• Selected text:
────

I appreciate Andrew Lea's post:
> Hear, hear! I have long thought there must be mileage in developing
> or rediscovering specific North American cider cultivars rather than
> just following what we Europeans happen to have done. Just because it
> suits us doesn't mean it will necessarily suit you!
>
> Forget you ever heard of Tremletts Bitter or Kingston Black, and all
> power to your collective elbows!! Hey Ho for the Harrison and its
> kin!
I have decided to make a project of developing a good cider from apples
grown here in North Carolina. That would include both heirloom
varieties and the newer cultivars. I have been reading up on the
subject and have developed a list of suitable cider apples, which I will
share here.

────

• Source data:

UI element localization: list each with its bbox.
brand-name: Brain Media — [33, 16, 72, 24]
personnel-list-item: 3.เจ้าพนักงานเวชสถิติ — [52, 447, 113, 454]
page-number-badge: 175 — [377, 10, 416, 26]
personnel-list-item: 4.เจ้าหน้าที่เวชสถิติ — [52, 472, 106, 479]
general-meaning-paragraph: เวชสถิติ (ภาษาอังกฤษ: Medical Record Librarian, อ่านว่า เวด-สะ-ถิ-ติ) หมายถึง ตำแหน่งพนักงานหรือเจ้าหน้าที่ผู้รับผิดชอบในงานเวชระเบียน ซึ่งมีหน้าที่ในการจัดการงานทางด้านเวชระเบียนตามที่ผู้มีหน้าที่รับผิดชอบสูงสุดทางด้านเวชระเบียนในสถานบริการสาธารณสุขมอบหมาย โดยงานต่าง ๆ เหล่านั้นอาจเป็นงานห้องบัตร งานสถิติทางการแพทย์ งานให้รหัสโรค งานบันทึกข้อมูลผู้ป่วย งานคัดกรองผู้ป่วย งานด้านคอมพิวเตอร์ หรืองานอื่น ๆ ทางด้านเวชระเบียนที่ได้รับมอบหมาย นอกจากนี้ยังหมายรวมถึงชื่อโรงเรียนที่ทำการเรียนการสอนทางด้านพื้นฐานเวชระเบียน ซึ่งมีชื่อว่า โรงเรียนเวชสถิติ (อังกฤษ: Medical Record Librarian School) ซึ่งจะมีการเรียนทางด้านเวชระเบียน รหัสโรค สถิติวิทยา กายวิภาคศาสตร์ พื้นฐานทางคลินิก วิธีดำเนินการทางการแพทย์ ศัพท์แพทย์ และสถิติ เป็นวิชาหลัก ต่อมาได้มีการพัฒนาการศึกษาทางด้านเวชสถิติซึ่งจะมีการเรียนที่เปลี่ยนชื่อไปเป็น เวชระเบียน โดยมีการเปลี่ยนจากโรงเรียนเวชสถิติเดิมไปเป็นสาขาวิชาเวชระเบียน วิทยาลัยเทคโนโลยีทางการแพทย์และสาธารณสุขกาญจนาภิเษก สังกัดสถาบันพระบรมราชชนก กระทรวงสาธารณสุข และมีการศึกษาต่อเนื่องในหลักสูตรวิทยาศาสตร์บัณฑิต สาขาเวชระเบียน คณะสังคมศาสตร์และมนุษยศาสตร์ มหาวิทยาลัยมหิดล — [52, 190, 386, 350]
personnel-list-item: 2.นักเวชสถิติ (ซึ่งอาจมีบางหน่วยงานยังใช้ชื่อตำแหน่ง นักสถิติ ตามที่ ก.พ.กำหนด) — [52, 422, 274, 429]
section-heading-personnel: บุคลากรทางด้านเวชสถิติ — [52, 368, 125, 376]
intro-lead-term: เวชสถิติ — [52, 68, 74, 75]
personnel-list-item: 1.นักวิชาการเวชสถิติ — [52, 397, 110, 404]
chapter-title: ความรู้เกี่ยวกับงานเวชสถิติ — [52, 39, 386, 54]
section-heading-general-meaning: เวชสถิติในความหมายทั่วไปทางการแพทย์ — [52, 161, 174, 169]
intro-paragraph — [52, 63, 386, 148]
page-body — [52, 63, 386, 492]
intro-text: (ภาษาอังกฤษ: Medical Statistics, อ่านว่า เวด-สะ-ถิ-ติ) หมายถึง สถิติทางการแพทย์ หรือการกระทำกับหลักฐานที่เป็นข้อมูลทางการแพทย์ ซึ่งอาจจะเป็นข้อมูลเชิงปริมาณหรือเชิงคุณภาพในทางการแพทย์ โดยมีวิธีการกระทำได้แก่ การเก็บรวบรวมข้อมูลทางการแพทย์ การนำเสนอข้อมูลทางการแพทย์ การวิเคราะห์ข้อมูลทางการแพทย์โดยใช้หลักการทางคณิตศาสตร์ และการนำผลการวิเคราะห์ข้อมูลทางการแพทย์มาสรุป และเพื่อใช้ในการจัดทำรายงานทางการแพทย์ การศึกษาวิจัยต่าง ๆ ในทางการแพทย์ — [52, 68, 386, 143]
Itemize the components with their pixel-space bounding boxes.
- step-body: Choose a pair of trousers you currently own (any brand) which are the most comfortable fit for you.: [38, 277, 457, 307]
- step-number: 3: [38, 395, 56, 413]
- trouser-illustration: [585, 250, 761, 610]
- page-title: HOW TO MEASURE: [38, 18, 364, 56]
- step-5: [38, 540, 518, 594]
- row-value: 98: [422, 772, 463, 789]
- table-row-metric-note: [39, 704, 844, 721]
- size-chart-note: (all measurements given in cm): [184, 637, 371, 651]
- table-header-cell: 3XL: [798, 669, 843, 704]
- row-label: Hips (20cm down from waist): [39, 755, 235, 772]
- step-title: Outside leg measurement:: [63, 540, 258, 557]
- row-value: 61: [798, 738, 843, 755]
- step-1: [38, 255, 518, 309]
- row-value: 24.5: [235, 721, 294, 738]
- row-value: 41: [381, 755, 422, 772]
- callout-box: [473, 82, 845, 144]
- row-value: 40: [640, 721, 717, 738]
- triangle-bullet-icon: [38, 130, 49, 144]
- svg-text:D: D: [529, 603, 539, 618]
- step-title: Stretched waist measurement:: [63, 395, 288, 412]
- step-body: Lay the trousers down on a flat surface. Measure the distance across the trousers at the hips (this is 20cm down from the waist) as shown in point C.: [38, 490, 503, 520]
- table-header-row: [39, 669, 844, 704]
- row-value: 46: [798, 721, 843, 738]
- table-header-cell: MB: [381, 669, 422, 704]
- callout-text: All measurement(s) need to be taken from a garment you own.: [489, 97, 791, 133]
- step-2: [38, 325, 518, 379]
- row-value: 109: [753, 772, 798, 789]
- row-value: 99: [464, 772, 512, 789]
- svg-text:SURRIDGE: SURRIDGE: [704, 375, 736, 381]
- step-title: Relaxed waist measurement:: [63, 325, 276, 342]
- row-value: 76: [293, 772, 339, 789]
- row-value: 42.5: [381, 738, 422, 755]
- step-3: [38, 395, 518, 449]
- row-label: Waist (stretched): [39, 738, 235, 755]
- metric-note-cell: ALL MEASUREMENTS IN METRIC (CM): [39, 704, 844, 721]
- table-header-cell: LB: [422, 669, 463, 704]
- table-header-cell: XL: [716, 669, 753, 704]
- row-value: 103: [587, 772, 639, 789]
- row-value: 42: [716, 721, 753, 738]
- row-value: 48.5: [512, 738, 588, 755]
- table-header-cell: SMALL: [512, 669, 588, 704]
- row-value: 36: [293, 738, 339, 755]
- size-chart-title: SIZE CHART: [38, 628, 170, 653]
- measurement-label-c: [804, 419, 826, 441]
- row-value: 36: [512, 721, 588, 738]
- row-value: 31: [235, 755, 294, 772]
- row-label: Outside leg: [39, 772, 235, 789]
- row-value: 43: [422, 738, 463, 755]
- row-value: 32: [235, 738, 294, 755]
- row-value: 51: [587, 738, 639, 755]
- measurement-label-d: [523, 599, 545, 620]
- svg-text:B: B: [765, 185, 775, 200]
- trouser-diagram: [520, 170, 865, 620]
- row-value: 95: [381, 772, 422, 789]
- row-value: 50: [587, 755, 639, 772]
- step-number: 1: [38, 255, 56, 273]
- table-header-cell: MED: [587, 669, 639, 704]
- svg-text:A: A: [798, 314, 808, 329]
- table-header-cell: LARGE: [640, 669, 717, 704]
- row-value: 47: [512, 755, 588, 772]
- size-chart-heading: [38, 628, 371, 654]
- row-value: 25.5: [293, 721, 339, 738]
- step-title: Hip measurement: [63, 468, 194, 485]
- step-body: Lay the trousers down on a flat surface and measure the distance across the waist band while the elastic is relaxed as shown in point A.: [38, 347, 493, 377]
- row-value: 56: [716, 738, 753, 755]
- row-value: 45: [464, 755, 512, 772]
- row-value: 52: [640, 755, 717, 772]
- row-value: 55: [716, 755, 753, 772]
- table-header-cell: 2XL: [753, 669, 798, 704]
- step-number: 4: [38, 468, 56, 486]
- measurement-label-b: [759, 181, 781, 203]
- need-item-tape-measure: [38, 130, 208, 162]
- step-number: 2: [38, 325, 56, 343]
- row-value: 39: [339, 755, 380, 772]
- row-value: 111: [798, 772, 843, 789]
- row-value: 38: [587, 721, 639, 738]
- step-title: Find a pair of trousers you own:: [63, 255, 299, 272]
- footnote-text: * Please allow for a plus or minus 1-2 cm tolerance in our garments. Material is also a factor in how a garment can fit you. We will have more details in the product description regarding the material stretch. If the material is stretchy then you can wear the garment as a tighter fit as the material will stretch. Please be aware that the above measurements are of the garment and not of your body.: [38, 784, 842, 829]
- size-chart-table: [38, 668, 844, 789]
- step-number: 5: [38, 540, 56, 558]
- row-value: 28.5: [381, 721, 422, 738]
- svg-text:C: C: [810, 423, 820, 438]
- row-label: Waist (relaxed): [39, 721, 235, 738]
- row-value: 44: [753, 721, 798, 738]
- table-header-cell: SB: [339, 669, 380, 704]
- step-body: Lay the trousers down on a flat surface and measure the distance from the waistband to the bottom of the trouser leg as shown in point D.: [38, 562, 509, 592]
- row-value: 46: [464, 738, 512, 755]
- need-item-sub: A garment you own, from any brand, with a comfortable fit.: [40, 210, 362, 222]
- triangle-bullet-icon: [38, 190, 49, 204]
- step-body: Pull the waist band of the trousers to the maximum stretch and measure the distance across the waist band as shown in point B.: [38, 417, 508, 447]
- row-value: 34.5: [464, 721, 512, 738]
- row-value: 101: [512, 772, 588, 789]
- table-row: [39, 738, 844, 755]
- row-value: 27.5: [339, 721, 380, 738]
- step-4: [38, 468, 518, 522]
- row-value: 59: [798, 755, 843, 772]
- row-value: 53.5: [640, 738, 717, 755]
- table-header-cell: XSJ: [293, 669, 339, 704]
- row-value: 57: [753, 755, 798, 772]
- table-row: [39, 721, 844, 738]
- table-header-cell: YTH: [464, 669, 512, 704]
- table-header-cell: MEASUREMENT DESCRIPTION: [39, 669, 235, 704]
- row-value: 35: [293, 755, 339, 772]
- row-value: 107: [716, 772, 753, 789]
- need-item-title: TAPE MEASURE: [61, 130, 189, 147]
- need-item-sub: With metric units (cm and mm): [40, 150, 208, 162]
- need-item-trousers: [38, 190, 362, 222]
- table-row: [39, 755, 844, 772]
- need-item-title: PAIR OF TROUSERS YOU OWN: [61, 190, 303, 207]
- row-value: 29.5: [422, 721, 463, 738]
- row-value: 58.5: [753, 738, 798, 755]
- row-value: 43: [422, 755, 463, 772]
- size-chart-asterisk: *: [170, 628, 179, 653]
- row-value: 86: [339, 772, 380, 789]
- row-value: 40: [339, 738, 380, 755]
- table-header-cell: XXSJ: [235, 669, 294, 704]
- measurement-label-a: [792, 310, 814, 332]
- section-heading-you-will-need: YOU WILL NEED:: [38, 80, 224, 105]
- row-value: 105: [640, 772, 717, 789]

────

• Task requirements:
**1)** What does the passage on making cider from North Carolina apples say, starting with "I appreciate Andrew" and going on through "share here."? Write that part out word for word.
**2)** Can you extend the post about developing a cider from North Carolina apples, picking up right after its last sentence?

• Answers by task:
**1)**
I appreciate Andrew Lea's post:
> Hear, hear! I have long thought there must be mileage in developing
> or rediscovering specific North American cider cultivars rather than
> just following what we Europeans happen to have done. Just because it
> suits us doesn't mean it will necessarily suit you!
>
> Forget you ever heard of Tremletts Bitter or Kingston Black, and all
> power to your collective elbows!! Hey Ho for the Harrison and its
> kin!
I have decided to make a project of developing a good cider from apples
grown here in North Carolina. That would include both heirloom
varieties and the newer cultivars. I have been reading up on the
subject and have developed a list of suitable cider apples, which I will
share here.

**2)**
The first list are the heirloom varieties:
American Golden Russet
Blacktwig
Calvin
Crow Egg
Esopus Spitzenberg
Gilpin
Golden Russet
Golden Sweeting
Gravenstein
Grimes Golden
Hewe's Crab
Honey Cider
Hoover
Horse
Kinnaird's Choice
King Tom
Lacy
Lady
Limbertwig, Old Fashion
Limbertwig, Royal -- too many Limbertwigs to choose from
Magnum Bonum
Maiden's Blush
Muskmelon Sweet
Newtown Pippin
Red Astrachan
Roxbury Russet
Smith's Cider
Smokehouse
Sour June
Vandevere
Virginia Spice/Spice
Winesap, Old Fashion
Yankee Sweet
Yates
The second list are the current commercial varieties grown here:
Stayman
Jonagold
Red Delicious
Mutsu/Crispin
Golden Delicious
Jonathan
And then a few more crabs:
Dolgo Crab
Transcendant Crab
Wickson Crab
The crabs apparently have a higher tannin content than most other North
American types.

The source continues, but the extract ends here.